GOAL OF THE EXERCISE:
Wherever the word "Regular" appears in a line, copy that line.

━━━━

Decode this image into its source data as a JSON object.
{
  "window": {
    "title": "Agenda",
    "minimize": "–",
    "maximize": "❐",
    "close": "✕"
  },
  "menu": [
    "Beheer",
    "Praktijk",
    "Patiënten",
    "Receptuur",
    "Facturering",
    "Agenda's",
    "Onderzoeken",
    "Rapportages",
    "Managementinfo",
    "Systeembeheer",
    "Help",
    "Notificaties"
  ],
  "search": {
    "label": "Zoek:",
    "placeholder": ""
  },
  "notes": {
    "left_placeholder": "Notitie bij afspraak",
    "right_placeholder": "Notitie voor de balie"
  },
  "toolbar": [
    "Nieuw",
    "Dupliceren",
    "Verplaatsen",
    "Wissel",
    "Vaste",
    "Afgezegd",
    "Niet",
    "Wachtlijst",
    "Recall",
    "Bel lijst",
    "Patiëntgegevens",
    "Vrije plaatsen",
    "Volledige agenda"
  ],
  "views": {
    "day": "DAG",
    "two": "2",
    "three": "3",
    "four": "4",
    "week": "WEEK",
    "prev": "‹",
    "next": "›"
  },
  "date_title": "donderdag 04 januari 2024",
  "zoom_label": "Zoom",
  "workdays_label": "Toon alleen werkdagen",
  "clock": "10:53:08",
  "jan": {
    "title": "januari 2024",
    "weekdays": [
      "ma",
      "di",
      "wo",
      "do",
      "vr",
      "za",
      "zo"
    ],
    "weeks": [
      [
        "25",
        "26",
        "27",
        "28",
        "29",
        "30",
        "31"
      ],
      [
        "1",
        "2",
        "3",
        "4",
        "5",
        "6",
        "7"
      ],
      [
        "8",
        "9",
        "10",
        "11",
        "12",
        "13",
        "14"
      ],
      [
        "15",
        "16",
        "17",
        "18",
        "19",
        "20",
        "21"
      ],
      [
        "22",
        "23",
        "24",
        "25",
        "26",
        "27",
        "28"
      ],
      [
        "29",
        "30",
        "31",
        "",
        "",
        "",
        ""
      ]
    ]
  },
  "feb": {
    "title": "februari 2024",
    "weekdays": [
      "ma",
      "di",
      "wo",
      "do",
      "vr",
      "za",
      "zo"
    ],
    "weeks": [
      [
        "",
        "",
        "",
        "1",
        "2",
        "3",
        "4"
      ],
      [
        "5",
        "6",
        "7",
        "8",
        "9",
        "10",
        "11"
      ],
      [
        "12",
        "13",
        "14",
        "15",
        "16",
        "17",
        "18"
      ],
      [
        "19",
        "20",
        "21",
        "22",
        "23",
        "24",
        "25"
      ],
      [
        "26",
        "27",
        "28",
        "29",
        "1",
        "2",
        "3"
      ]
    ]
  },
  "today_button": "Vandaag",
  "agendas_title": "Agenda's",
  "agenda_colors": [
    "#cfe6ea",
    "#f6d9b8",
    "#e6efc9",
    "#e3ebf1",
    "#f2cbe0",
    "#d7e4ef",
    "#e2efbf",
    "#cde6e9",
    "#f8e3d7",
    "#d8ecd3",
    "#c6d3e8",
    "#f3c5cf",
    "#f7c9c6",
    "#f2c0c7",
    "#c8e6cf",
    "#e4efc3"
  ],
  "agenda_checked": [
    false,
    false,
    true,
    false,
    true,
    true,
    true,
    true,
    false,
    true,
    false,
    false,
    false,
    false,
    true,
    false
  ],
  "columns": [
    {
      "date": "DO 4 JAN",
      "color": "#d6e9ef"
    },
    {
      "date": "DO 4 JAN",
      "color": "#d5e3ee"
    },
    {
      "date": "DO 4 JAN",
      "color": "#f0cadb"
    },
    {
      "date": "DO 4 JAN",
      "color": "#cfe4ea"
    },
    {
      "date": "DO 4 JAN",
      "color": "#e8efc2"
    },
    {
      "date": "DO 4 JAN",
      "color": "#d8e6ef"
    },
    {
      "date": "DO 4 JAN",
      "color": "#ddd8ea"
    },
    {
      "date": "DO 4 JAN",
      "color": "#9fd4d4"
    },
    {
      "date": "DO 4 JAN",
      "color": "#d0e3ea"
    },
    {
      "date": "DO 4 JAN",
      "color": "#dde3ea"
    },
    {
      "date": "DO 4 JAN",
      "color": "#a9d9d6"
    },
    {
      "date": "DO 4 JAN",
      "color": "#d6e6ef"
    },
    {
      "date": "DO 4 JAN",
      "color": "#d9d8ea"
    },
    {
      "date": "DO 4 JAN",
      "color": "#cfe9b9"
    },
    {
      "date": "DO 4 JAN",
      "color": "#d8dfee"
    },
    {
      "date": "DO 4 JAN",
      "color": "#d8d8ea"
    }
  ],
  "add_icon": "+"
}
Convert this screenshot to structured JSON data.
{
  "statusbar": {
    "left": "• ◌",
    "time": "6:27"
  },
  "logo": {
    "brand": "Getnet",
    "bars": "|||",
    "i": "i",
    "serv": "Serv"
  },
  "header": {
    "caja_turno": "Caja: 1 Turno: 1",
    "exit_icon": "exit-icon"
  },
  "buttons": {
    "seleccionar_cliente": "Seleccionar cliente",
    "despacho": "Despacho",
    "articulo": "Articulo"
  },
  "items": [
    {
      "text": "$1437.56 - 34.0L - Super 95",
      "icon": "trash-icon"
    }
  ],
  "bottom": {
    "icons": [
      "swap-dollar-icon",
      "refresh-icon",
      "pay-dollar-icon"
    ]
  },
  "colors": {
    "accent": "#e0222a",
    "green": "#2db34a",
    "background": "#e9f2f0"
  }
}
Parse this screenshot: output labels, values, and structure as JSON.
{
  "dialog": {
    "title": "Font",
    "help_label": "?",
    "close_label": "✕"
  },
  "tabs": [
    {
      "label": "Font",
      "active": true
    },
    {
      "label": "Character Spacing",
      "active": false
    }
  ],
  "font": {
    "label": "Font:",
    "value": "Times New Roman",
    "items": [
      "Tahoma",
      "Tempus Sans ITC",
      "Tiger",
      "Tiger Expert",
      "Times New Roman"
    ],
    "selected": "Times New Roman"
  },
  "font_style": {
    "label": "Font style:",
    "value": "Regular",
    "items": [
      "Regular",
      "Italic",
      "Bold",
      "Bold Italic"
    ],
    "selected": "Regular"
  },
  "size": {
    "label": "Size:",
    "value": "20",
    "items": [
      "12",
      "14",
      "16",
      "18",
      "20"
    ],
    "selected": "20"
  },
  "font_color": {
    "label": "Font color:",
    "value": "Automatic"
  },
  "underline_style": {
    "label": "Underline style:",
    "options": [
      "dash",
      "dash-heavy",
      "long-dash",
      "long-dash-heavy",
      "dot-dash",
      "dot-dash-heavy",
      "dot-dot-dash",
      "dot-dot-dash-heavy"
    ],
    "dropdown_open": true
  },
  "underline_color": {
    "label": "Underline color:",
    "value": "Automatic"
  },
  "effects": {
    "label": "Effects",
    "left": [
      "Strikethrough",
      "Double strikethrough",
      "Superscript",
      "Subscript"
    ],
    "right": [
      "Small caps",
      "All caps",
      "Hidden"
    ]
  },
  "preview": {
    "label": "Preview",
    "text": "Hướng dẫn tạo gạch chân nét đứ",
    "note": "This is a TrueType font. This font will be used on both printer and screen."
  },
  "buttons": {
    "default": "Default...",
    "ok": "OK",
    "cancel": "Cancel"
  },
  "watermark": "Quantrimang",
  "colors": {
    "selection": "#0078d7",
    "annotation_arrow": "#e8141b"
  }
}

━━━━

COMPLETE OUTPUT:
    "value": "Regular",
      "Regular",
    "selected": "Regular"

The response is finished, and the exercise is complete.